Excerpt from a dataset:
════════

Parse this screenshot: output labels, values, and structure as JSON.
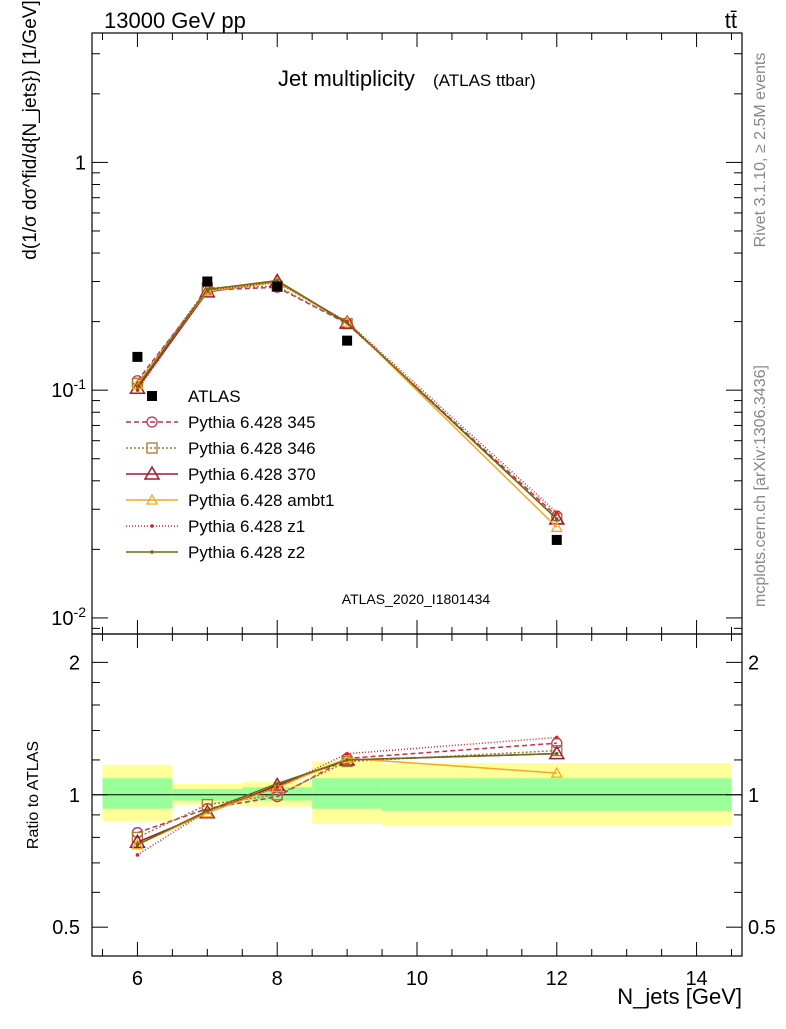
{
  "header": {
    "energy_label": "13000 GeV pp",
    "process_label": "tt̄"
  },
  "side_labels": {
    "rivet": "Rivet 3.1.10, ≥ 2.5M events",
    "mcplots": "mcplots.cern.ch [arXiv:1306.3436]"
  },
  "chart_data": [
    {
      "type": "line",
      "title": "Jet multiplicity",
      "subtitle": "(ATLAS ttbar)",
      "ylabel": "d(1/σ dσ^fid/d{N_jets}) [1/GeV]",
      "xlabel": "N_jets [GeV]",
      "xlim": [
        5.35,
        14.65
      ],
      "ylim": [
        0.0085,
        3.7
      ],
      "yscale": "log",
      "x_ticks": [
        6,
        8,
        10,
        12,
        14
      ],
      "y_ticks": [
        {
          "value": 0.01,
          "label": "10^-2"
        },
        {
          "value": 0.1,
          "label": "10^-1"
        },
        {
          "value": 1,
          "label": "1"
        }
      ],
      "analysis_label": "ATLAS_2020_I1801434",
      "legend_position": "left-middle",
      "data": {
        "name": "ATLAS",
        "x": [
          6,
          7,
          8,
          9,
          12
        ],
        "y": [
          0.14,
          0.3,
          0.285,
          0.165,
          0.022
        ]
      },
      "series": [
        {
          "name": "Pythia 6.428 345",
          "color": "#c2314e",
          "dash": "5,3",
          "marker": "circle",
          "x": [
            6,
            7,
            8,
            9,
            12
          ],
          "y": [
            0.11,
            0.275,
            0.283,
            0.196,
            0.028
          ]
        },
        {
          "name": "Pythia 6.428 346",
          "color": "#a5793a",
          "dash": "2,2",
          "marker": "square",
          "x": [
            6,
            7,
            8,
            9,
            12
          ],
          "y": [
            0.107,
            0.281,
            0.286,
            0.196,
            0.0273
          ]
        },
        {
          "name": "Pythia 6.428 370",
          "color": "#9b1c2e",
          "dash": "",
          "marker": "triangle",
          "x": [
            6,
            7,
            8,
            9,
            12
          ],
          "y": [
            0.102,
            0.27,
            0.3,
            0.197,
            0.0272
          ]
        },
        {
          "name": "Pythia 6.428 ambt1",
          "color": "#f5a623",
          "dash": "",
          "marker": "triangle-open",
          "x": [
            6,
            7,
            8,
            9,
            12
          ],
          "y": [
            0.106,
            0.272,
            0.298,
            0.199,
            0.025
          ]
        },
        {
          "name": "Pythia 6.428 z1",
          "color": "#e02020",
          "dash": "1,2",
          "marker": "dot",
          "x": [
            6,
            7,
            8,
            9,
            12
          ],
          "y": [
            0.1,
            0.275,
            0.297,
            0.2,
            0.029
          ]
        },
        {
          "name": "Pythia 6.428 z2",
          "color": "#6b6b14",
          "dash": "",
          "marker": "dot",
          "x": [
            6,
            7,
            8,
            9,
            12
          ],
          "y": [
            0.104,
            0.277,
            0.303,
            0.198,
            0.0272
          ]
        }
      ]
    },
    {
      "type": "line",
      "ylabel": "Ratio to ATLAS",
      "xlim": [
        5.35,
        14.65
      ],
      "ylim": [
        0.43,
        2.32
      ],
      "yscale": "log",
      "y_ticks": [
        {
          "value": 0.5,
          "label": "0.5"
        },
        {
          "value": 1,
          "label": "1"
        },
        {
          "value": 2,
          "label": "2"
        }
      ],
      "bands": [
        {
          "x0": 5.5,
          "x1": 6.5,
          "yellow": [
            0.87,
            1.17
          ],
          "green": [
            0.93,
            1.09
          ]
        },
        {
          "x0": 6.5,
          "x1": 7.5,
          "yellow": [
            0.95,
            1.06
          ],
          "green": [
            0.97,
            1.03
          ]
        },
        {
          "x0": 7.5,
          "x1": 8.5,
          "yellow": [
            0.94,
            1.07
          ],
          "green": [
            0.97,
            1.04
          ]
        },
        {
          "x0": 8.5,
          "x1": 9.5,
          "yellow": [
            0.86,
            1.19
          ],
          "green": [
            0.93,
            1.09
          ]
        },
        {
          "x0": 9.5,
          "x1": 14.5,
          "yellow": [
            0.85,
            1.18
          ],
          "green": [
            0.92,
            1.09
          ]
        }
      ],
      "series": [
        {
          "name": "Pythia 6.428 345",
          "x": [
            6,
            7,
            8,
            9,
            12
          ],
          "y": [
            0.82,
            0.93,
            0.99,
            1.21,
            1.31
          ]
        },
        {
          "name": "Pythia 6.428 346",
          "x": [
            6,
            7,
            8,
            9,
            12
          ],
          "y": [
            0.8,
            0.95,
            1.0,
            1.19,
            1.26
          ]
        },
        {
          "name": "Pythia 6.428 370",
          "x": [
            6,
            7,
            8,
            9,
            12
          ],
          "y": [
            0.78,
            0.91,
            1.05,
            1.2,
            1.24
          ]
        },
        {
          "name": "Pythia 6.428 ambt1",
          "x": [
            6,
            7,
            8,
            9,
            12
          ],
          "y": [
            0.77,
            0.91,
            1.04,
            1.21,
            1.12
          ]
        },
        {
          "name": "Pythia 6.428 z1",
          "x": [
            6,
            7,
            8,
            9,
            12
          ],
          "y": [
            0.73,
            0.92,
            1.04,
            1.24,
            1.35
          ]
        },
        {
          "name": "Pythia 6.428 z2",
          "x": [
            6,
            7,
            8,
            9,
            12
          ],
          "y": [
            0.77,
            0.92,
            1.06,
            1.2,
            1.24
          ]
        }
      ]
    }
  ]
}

════════

Check every line of the entries above for the word "marker" and report how many lines contain it, giving the number only.

_RESPONSE BELOW:_ 6